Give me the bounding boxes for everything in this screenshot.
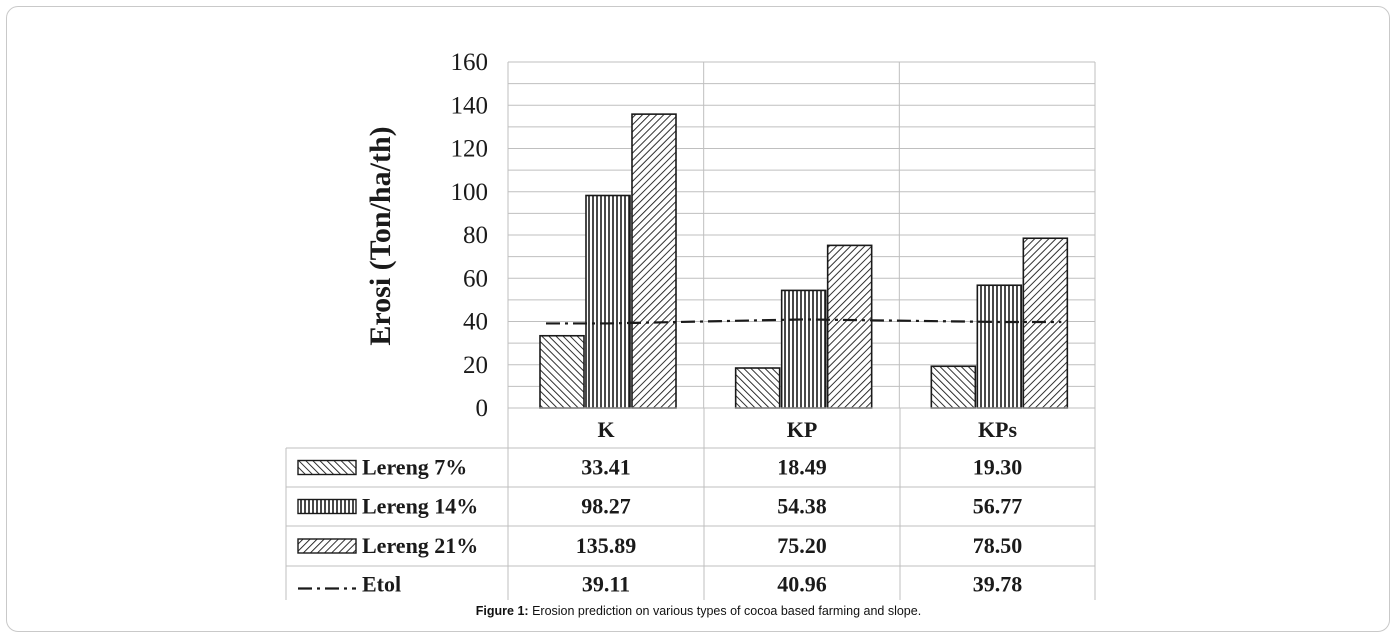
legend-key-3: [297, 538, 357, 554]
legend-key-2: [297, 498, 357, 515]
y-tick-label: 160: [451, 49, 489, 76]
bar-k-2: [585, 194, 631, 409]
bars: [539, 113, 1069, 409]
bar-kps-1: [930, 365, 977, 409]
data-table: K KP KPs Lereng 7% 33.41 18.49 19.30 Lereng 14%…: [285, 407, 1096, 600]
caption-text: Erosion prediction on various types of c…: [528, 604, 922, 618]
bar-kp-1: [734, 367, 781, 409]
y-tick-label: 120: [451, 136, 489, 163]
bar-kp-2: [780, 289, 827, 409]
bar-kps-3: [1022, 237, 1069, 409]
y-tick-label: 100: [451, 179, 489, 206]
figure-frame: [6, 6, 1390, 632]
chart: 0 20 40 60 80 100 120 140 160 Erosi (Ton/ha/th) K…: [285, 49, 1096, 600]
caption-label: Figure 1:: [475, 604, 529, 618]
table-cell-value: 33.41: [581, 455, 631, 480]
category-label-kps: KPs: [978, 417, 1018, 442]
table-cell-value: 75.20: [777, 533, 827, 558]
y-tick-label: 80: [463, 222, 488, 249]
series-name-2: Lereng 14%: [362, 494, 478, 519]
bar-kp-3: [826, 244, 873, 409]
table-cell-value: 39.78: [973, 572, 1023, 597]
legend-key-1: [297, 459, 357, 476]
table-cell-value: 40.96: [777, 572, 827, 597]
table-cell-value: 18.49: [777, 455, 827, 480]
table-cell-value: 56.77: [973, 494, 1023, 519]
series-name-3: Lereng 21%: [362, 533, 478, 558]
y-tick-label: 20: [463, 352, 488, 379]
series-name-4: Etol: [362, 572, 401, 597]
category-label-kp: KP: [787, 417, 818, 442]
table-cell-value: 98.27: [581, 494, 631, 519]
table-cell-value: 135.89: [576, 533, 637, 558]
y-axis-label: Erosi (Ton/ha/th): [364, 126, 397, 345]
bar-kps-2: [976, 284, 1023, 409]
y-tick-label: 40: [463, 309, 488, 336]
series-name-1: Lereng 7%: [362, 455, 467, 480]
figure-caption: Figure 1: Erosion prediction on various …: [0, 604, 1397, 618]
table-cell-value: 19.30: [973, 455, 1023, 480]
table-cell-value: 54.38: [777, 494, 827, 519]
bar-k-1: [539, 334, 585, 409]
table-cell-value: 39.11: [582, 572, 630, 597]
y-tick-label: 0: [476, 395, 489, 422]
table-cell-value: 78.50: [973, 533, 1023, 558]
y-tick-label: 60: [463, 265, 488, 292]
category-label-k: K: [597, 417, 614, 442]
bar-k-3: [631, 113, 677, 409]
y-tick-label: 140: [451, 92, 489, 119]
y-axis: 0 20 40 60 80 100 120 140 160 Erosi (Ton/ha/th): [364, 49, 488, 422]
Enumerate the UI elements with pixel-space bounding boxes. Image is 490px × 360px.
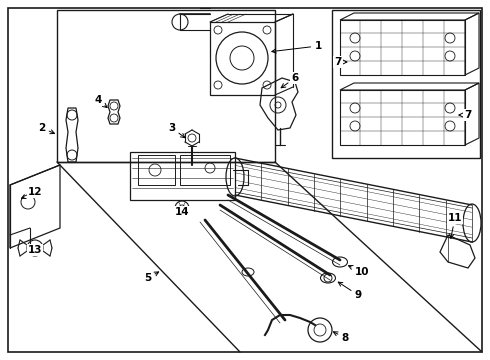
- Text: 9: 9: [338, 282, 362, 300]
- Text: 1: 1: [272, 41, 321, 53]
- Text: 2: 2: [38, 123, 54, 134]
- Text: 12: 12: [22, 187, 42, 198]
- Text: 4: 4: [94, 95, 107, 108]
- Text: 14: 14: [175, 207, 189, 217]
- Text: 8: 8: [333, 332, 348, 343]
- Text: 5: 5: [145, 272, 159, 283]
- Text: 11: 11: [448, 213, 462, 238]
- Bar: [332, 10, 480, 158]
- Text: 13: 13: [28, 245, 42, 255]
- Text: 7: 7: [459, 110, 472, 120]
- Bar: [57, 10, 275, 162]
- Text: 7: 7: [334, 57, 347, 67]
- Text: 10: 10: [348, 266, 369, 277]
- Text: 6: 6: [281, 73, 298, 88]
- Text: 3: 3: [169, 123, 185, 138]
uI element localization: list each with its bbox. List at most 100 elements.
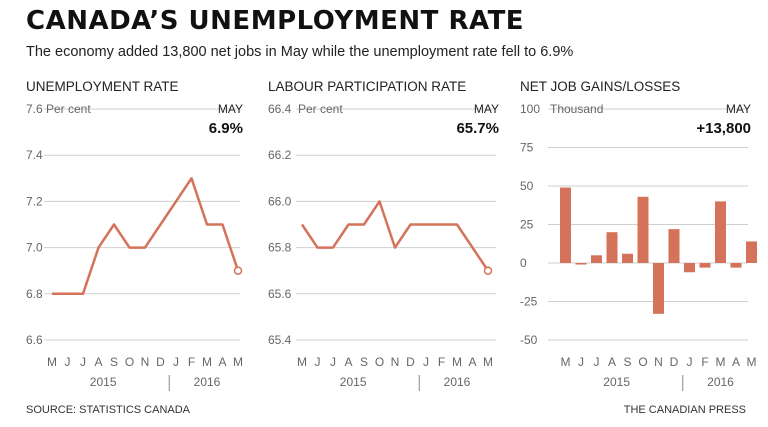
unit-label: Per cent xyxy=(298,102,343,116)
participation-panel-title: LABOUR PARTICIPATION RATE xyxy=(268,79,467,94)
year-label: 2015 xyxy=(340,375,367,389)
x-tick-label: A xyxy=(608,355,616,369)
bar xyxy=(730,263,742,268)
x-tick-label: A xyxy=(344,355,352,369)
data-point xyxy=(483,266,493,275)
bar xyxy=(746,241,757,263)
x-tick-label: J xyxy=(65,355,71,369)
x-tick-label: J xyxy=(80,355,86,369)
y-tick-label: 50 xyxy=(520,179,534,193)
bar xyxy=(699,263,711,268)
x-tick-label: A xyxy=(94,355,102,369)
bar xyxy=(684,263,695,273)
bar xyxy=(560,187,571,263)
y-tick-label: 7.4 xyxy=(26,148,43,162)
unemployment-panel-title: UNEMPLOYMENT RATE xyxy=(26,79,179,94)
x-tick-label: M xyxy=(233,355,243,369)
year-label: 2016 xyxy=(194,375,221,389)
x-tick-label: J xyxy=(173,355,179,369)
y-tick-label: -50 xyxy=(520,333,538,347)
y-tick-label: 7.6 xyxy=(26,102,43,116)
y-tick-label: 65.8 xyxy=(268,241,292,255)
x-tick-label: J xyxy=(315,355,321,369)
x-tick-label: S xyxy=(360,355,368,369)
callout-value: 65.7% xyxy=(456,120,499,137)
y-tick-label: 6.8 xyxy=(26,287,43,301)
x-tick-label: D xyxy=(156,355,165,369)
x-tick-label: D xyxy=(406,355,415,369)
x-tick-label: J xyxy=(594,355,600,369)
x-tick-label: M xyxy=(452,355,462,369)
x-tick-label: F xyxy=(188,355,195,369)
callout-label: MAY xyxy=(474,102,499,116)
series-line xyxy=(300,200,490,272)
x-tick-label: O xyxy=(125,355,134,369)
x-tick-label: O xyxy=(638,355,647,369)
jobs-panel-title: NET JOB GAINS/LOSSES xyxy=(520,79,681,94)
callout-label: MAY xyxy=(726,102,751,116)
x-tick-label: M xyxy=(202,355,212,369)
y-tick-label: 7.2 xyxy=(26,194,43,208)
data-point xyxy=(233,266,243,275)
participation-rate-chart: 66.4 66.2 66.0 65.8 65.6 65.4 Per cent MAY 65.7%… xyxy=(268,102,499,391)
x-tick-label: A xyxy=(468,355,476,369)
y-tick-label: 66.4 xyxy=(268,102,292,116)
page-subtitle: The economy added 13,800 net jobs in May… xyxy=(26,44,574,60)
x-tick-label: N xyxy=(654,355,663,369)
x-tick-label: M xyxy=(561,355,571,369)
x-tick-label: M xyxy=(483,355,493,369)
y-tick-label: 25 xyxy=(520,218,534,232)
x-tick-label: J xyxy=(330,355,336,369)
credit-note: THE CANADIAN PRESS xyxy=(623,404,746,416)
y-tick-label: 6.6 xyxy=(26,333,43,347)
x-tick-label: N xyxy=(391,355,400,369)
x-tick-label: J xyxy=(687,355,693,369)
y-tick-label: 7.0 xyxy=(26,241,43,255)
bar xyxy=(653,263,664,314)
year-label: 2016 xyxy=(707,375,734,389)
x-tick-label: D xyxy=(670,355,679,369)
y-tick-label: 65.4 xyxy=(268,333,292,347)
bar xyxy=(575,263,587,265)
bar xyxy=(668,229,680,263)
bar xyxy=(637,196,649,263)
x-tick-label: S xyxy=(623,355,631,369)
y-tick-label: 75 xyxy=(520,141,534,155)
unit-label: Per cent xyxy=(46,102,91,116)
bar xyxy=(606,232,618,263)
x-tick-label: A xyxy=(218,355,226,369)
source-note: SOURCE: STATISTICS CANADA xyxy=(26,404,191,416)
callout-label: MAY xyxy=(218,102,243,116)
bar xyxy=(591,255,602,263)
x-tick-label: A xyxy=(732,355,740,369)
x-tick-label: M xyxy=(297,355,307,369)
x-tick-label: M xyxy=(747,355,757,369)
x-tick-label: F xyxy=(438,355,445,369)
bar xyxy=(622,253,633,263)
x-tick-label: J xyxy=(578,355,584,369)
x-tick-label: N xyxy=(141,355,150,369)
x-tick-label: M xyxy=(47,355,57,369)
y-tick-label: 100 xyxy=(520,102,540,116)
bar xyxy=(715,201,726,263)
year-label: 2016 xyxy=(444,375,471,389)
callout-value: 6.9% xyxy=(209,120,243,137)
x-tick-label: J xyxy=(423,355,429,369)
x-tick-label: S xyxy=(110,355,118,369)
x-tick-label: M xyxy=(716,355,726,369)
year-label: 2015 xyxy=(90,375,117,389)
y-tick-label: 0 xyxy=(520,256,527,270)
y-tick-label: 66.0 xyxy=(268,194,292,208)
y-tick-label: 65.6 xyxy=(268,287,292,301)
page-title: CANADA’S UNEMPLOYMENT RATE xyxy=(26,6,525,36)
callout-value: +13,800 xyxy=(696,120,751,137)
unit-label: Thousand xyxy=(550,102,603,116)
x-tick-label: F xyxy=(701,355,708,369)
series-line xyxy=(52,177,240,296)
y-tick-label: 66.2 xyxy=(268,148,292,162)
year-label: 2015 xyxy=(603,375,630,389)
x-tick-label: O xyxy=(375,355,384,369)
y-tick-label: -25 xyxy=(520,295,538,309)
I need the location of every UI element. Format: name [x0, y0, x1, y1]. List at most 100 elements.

_Objective:_ Render the lines of the records from the one containing "- Text: 9: 9: [338, 282, 362, 300]" through the one containing "uI element localization: list" as a JSON list of strings, with one string per line and blank lines omitted.

_Task result:_
[
  "- Text: 9: 9: [338, 282, 362, 300]",
  "- Text: 1: 1: [272, 41, 321, 53]",
  "- Text: 2: 2: [38, 123, 54, 134]",
  "- Text: 12: 12: [22, 187, 42, 198]",
  "- Text: 4: 4: [94, 95, 107, 108]",
  "- Text: 14: 14: [175, 207, 189, 217]",
  "- Text: 8: 8: [333, 332, 348, 343]",
  "- Text: 5: 5: [145, 272, 159, 283]",
  "- Text: 11: 11: [448, 213, 462, 238]",
  "- Bar: [332, 10, 480, 158]",
  "- Text: 13: 13: [28, 245, 42, 255]",
  "- Text: 7: 7: [459, 110, 472, 120]",
  "- Bar: [57, 10, 275, 162]",
  "- Text: 7: 7: [334, 57, 347, 67]",
  "- Text: 10: 10: [348, 266, 369, 277]",
  "- Text: 6: 6: [281, 73, 298, 88]",
  "- Text: 3: 3: [169, 123, 185, 138]",
  "uI element localization: list each with its bbox. List at most 100 elements."
]